Short task:
Rewrite the records from the start through the line that contains "Decompose this screenshot", including that line. Replace "leader-line" with "callout-line" and leave everything else unchanged.

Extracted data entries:
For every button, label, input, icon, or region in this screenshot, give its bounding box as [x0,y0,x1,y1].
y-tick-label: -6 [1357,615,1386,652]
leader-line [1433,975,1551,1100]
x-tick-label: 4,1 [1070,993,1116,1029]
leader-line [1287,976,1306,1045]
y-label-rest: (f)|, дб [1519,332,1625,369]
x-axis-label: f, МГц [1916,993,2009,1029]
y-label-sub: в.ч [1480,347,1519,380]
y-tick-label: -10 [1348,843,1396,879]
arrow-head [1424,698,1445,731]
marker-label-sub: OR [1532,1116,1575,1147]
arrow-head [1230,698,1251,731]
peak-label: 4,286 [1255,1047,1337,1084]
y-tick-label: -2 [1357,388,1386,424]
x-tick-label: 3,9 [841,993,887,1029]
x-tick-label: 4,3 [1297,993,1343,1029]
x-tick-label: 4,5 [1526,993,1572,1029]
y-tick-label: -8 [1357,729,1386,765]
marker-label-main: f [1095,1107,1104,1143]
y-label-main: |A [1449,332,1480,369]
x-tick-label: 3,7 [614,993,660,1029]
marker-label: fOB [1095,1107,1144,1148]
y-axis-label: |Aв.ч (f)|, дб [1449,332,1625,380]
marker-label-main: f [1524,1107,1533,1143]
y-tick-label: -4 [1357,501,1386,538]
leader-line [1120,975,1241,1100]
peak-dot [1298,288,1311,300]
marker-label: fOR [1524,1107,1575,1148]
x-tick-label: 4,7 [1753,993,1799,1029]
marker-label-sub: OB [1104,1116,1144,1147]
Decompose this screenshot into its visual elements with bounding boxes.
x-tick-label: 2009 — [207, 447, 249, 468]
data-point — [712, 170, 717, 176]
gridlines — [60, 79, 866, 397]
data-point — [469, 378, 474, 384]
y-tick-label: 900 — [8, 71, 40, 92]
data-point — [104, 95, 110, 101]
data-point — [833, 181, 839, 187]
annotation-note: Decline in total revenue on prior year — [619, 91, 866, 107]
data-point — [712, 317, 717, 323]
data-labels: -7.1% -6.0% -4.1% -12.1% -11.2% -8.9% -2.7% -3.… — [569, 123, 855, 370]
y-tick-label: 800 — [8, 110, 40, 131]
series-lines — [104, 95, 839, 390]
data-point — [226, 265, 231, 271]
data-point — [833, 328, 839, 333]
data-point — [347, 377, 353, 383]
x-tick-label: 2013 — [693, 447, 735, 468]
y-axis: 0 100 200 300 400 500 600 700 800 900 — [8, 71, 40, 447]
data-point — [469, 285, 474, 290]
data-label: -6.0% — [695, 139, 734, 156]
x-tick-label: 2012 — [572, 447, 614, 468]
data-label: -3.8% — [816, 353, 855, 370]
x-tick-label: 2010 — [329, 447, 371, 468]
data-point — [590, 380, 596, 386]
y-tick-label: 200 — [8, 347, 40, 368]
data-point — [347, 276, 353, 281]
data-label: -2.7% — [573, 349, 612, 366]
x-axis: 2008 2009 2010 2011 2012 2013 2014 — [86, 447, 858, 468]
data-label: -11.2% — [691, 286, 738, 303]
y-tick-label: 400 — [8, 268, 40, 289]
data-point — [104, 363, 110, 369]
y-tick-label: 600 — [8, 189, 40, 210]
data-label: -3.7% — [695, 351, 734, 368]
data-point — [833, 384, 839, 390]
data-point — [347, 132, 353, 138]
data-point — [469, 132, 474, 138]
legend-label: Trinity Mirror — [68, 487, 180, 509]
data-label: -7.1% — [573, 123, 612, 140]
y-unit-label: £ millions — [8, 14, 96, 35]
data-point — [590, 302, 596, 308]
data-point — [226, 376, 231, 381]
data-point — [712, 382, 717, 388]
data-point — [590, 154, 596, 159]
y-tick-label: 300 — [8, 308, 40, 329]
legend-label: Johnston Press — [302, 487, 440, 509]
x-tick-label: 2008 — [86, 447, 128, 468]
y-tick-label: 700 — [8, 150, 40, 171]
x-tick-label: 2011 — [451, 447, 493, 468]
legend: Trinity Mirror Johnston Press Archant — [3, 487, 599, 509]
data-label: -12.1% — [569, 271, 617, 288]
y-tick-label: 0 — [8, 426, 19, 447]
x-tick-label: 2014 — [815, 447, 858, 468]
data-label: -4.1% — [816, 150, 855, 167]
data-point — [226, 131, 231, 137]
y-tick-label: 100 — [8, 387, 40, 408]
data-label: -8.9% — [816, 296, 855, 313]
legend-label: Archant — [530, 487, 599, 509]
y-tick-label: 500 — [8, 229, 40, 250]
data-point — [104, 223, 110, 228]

Reply to the exercise:
For every button, label, input, icon, or region in this screenshot, give its bounding box as [x0,y0,x1,y1].
y-tick-label: -6 [1357,615,1386,652]
callout-line [1433,975,1551,1100]
x-tick-label: 4,1 [1070,993,1116,1029]
callout-line [1287,976,1306,1045]
y-label-rest: (f)|, дб [1519,332,1625,369]
x-axis-label: f, МГц [1916,993,2009,1029]
y-label-sub: в.ч [1480,347,1519,380]
y-tick-label: -10 [1348,843,1396,879]
arrow-head [1424,698,1445,731]
marker-label-sub: OR [1532,1116,1575,1147]
arrow-head [1230,698,1251,731]
peak-label: 4,286 [1255,1047,1337,1084]
y-tick-label: -2 [1357,388,1386,424]
x-tick-label: 3,9 [841,993,887,1029]
x-tick-label: 4,3 [1297,993,1343,1029]
x-tick-label: 4,5 [1526,993,1572,1029]
y-tick-label: -8 [1357,729,1386,765]
marker-label-main: f [1095,1107,1104,1143]
y-label-main: |A [1449,332,1480,369]
x-tick-label: 3,7 [614,993,660,1029]
marker-label: fOB [1095,1107,1144,1148]
y-axis-label: |Aв.ч (f)|, дб [1449,332,1625,380]
marker-label-main: f [1524,1107,1533,1143]
y-tick-label: -4 [1357,501,1386,538]
callout-line [1120,975,1241,1100]
peak-dot [1298,288,1311,300]
marker-label: fOR [1524,1107,1575,1148]
x-tick-label: 4,7 [1753,993,1799,1029]
marker-label-sub: OB [1104,1116,1144,1147]
Decompose this screenshot into its visual elements with bounding boxes.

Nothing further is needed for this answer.